**Set exercise**. Determine the number of lines that contain the word "values", then state that number and nothing more.

Source records:
****
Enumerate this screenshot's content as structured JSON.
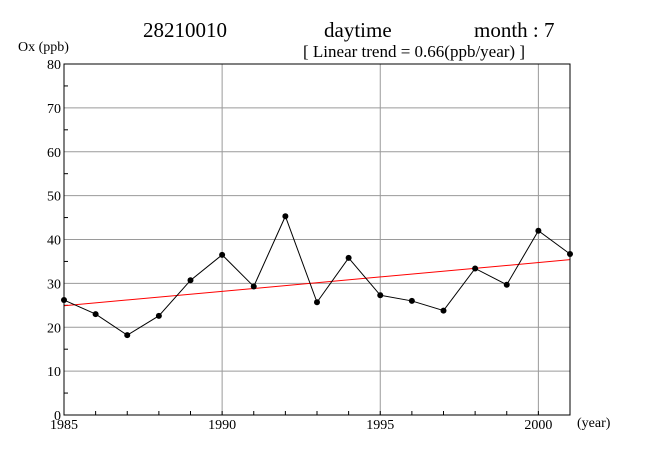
{
  "header": {
    "station_id": "28210010",
    "period": "daytime",
    "month_label": "month : 7",
    "trend_text": "[ Linear trend = 0.66(ppb/year) ]"
  },
  "chart_data": {
    "type": "line",
    "title": "",
    "ylabel": "Ox (ppb)",
    "xlabel": "(year)",
    "xlim": [
      1985,
      2001
    ],
    "ylim": [
      0,
      80
    ],
    "xticks": [
      1985,
      1990,
      1995,
      2000
    ],
    "yticks": [
      0,
      10,
      20,
      30,
      40,
      50,
      60,
      70,
      80
    ],
    "grid": true,
    "series": [
      {
        "name": "",
        "color": "#000000",
        "marker": "circle",
        "x": [
          1985,
          1986,
          1987,
          1988,
          1989,
          1990,
          1991,
          1992,
          1993,
          1994,
          1995,
          1996,
          1997,
          1998,
          1999,
          2000,
          2001
        ],
        "y": [
          26.2,
          23.0,
          18.2,
          22.6,
          30.7,
          36.5,
          29.3,
          45.3,
          25.7,
          35.8,
          27.3,
          26.0,
          23.8,
          33.4,
          29.7,
          42.0,
          36.7
        ]
      }
    ],
    "trend_line": {
      "color": "#ff0000",
      "slope": 0.66,
      "x": [
        1985,
        2001
      ],
      "y": [
        24.9,
        35.4
      ]
    }
  }
}
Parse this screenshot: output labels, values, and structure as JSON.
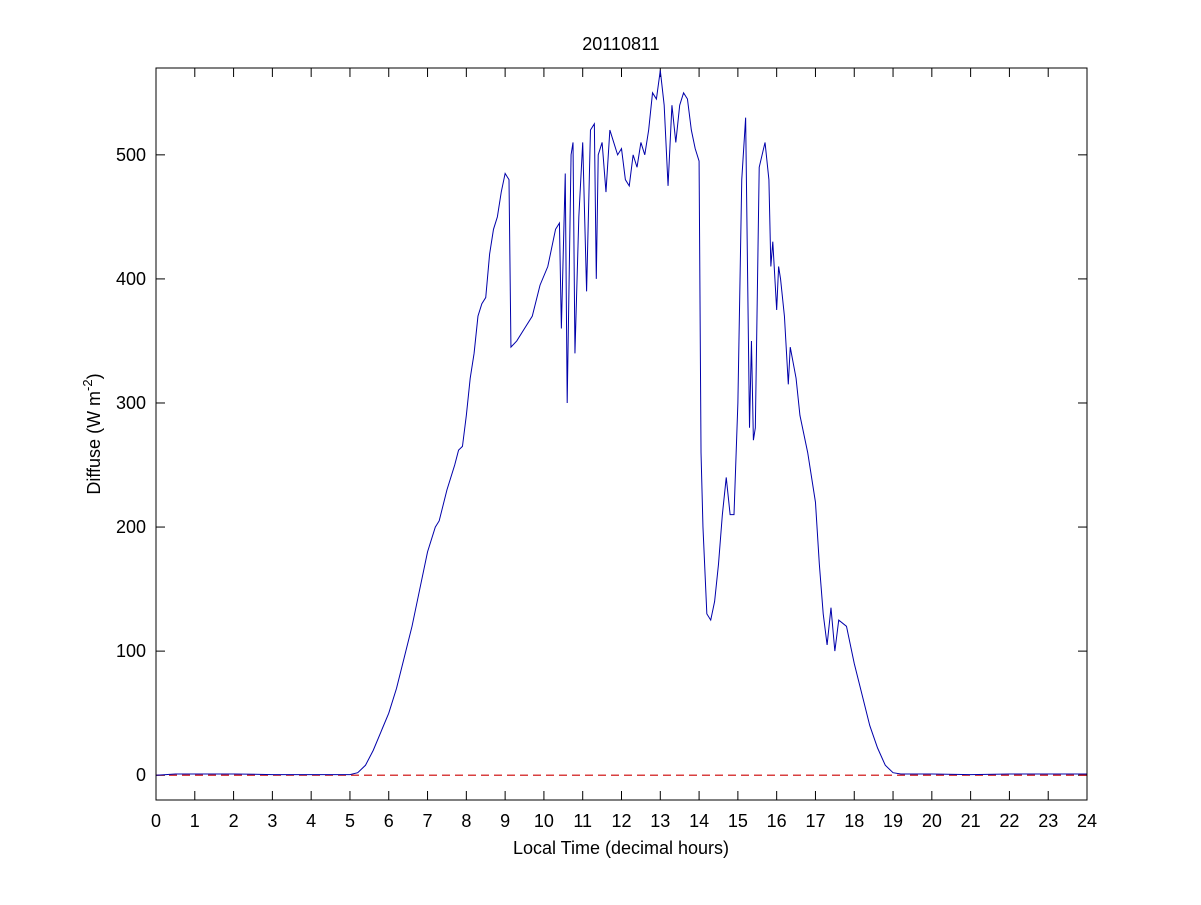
{
  "chart_data": {
    "type": "line",
    "title": "20110811",
    "xlabel": "Local Time (decimal hours)",
    "ylabel": {
      "text": "Diffuse (W m",
      "superscript": "-2",
      "suffix": ")"
    },
    "xlim": [
      0,
      24
    ],
    "ylim": [
      -20,
      570
    ],
    "xticks": [
      0,
      1,
      2,
      3,
      4,
      5,
      6,
      7,
      8,
      9,
      10,
      11,
      12,
      13,
      14,
      15,
      16,
      17,
      18,
      19,
      20,
      21,
      22,
      23,
      24
    ],
    "yticks": [
      0,
      100,
      200,
      300,
      400,
      500
    ],
    "reference_line": {
      "y": 0,
      "color": "#cc0000"
    },
    "series": [
      {
        "color": "#0000aa",
        "x": [
          0,
          0.5,
          1,
          2,
          3,
          4,
          5,
          5.2,
          5.4,
          5.6,
          5.8,
          6,
          6.2,
          6.4,
          6.6,
          6.8,
          7,
          7.2,
          7.3,
          7.5,
          7.7,
          7.8,
          7.9,
          8.0,
          8.1,
          8.2,
          8.3,
          8.4,
          8.5,
          8.6,
          8.7,
          8.8,
          8.9,
          9.0,
          9.1,
          9.15,
          9.3,
          9.5,
          9.7,
          9.9,
          10.1,
          10.3,
          10.4,
          10.45,
          10.55,
          10.6,
          10.7,
          10.75,
          10.8,
          10.9,
          11.0,
          11.1,
          11.2,
          11.3,
          11.35,
          11.4,
          11.5,
          11.6,
          11.7,
          11.8,
          11.9,
          12.0,
          12.1,
          12.2,
          12.3,
          12.4,
          12.5,
          12.6,
          12.7,
          12.8,
          12.9,
          13.0,
          13.1,
          13.2,
          13.3,
          13.4,
          13.5,
          13.6,
          13.7,
          13.8,
          13.9,
          14.0,
          14.05,
          14.1,
          14.2,
          14.3,
          14.4,
          14.5,
          14.6,
          14.7,
          14.8,
          14.9,
          15.0,
          15.1,
          15.2,
          15.3,
          15.35,
          15.4,
          15.45,
          15.55,
          15.7,
          15.8,
          15.85,
          15.9,
          16.0,
          16.05,
          16.1,
          16.2,
          16.3,
          16.35,
          16.5,
          16.6,
          16.8,
          17.0,
          17.1,
          17.2,
          17.3,
          17.4,
          17.5,
          17.6,
          17.8,
          18.0,
          18.2,
          18.4,
          18.6,
          18.8,
          19.0,
          19.2,
          20,
          21,
          22,
          23,
          24
        ],
        "values": [
          0,
          1,
          1,
          1,
          0.5,
          0.5,
          0.5,
          2,
          8,
          20,
          35,
          50,
          70,
          95,
          120,
          150,
          180,
          200,
          205,
          230,
          250,
          262,
          265,
          290,
          320,
          340,
          370,
          380,
          385,
          420,
          440,
          450,
          470,
          485,
          480,
          345,
          350,
          360,
          370,
          395,
          410,
          440,
          445,
          360,
          485,
          300,
          500,
          510,
          340,
          450,
          510,
          390,
          520,
          525,
          400,
          500,
          510,
          470,
          520,
          510,
          500,
          505,
          480,
          475,
          500,
          490,
          510,
          500,
          520,
          550,
          545,
          568,
          540,
          475,
          540,
          510,
          540,
          550,
          545,
          520,
          505,
          495,
          260,
          200,
          130,
          125,
          140,
          170,
          210,
          240,
          210,
          210,
          300,
          480,
          530,
          280,
          350,
          270,
          280,
          490,
          510,
          480,
          410,
          430,
          375,
          410,
          400,
          370,
          315,
          345,
          320,
          290,
          260,
          220,
          170,
          130,
          105,
          135,
          100,
          125,
          120,
          90,
          65,
          40,
          22,
          8,
          2,
          1,
          1,
          0.5,
          1,
          1,
          1
        ]
      }
    ]
  }
}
****
**Full solution**. 2